WHAT IS EXPECTED =>
Drop the images; return everything else in the listing below exactly.

## begin

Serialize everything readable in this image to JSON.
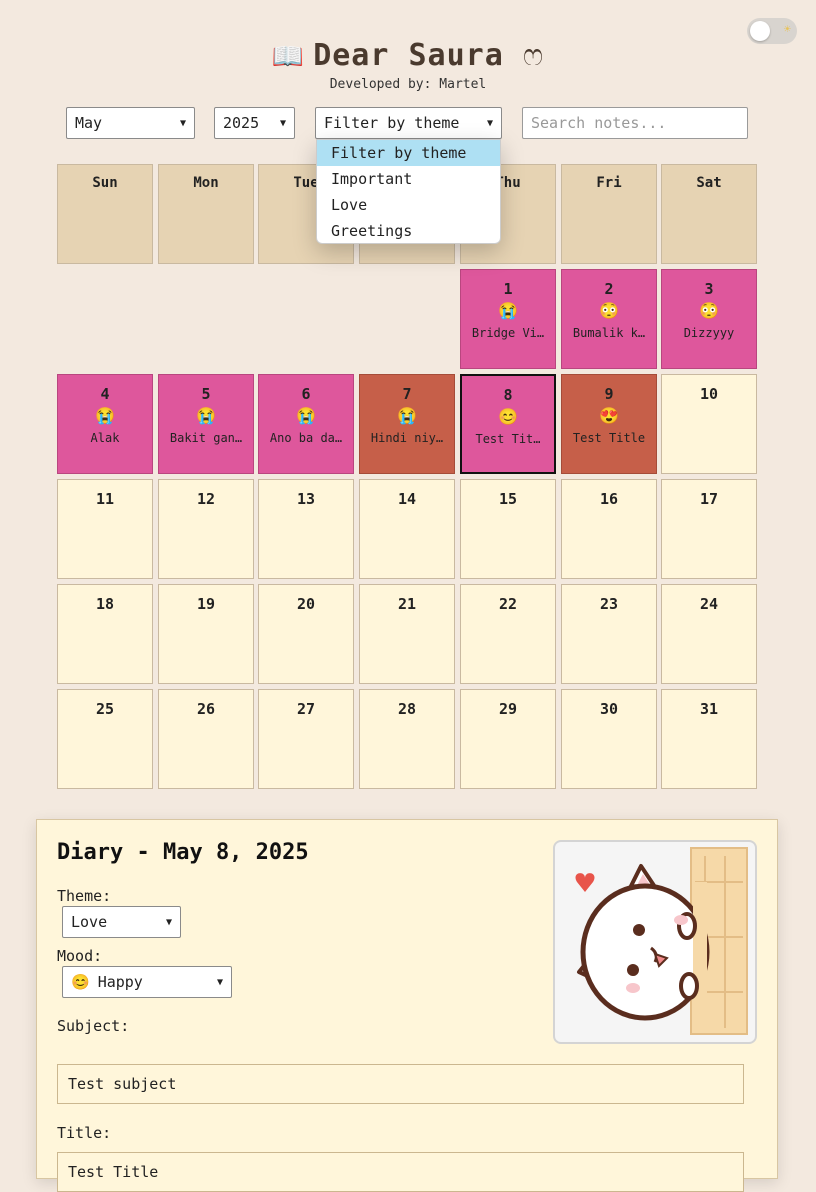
{
  "app": {
    "title": "Dear Saura",
    "subtitle": "Developed by: Martel",
    "book_icon": "📖",
    "heart_icon": "ෆ",
    "toggle_icon": "☀"
  },
  "controls": {
    "month": "May",
    "year": "2025",
    "theme_filter": "Filter by theme",
    "search_placeholder": "Search notes..."
  },
  "filter_dropdown": {
    "options": [
      "Filter by theme",
      "Important",
      "Love",
      "Greetings"
    ],
    "selected": "Filter by theme"
  },
  "weekdays": [
    "Sun",
    "Mon",
    "Tue",
    "Wed",
    "Thu",
    "Fri",
    "Sat"
  ],
  "calendar": {
    "month": "May",
    "year": 2025,
    "first_weekday": 4,
    "selected_day": 8,
    "colors": {
      "important": "#de579c",
      "love": "#c65f49",
      "empty": "#fff6da",
      "header": "#e6d3b3"
    },
    "entries": [
      {
        "day": "1",
        "emoji": "😭",
        "label": "Bridge Vi…",
        "theme": "pink"
      },
      {
        "day": "2",
        "emoji": "😳",
        "label": "Bumalik k…",
        "theme": "pink"
      },
      {
        "day": "3",
        "emoji": "😳",
        "label": "Dizzyyy",
        "theme": "pink"
      },
      {
        "day": "4",
        "emoji": "😭",
        "label": "Alak",
        "theme": "pink"
      },
      {
        "day": "5",
        "emoji": "😭",
        "label": "Bakit gan…",
        "theme": "pink"
      },
      {
        "day": "6",
        "emoji": "😭",
        "label": "Ano ba da…",
        "theme": "pink"
      },
      {
        "day": "7",
        "emoji": "😭",
        "label": "Hindi niy…",
        "theme": "red"
      },
      {
        "day": "8",
        "emoji": "😊",
        "label": "Test Tit…",
        "theme": "pink"
      },
      {
        "day": "9",
        "emoji": "😍",
        "label": "Test Title",
        "theme": "red"
      }
    ],
    "days_in_month": 31
  },
  "diary": {
    "heading": "Diary - May 8, 2025",
    "theme_label": "Theme:",
    "theme_value": "Love",
    "mood_label": "Mood:",
    "mood_emoji": "😊",
    "mood_value": "Happy",
    "subject_label": "Subject:",
    "subject_value": "Test subject",
    "title_label": "Title:",
    "title_value": "Test Title",
    "sticker_icon": "cat-peeking-sticker"
  }
}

## end

SOLUTION TO THE PROBLEM =>
Serialize everything readable in this image to JSON.
{
  "app": {
    "title": "Dear Saura",
    "subtitle": "Developed by: Martel",
    "book_icon": "📖",
    "heart_icon": "ෆ",
    "toggle_icon": "☀"
  },
  "controls": {
    "month": "May",
    "year": "2025",
    "theme_filter": "Filter by theme",
    "search_placeholder": "Search notes..."
  },
  "filter_dropdown": {
    "options": [
      "Filter by theme",
      "Important",
      "Love",
      "Greetings"
    ],
    "selected": "Filter by theme"
  },
  "weekdays": [
    "Sun",
    "Mon",
    "Tue",
    "Wed",
    "Thu",
    "Fri",
    "Sat"
  ],
  "calendar": {
    "month": "May",
    "year": 2025,
    "first_weekday": 4,
    "selected_day": 8,
    "colors": {
      "important": "#de579c",
      "love": "#c65f49",
      "empty": "#fff6da",
      "header": "#e6d3b3"
    },
    "entries": [
      {
        "day": "1",
        "emoji": "😭",
        "label": "Bridge Vi…",
        "theme": "pink"
      },
      {
        "day": "2",
        "emoji": "😳",
        "label": "Bumalik k…",
        "theme": "pink"
      },
      {
        "day": "3",
        "emoji": "😳",
        "label": "Dizzyyy",
        "theme": "pink"
      },
      {
        "day": "4",
        "emoji": "😭",
        "label": "Alak",
        "theme": "pink"
      },
      {
        "day": "5",
        "emoji": "😭",
        "label": "Bakit gan…",
        "theme": "pink"
      },
      {
        "day": "6",
        "emoji": "😭",
        "label": "Ano ba da…",
        "theme": "pink"
      },
      {
        "day": "7",
        "emoji": "😭",
        "label": "Hindi niy…",
        "theme": "red"
      },
      {
        "day": "8",
        "emoji": "😊",
        "label": "Test Tit…",
        "theme": "pink"
      },
      {
        "day": "9",
        "emoji": "😍",
        "label": "Test Title",
        "theme": "red"
      }
    ],
    "days_in_month": 31
  },
  "diary": {
    "heading": "Diary - May 8, 2025",
    "theme_label": "Theme:",
    "theme_value": "Love",
    "mood_label": "Mood:",
    "mood_emoji": "😊",
    "mood_value": "Happy",
    "subject_label": "Subject:",
    "subject_value": "Test subject",
    "title_label": "Title:",
    "title_value": "Test Title",
    "sticker_icon": "cat-peeking-sticker"
  }
}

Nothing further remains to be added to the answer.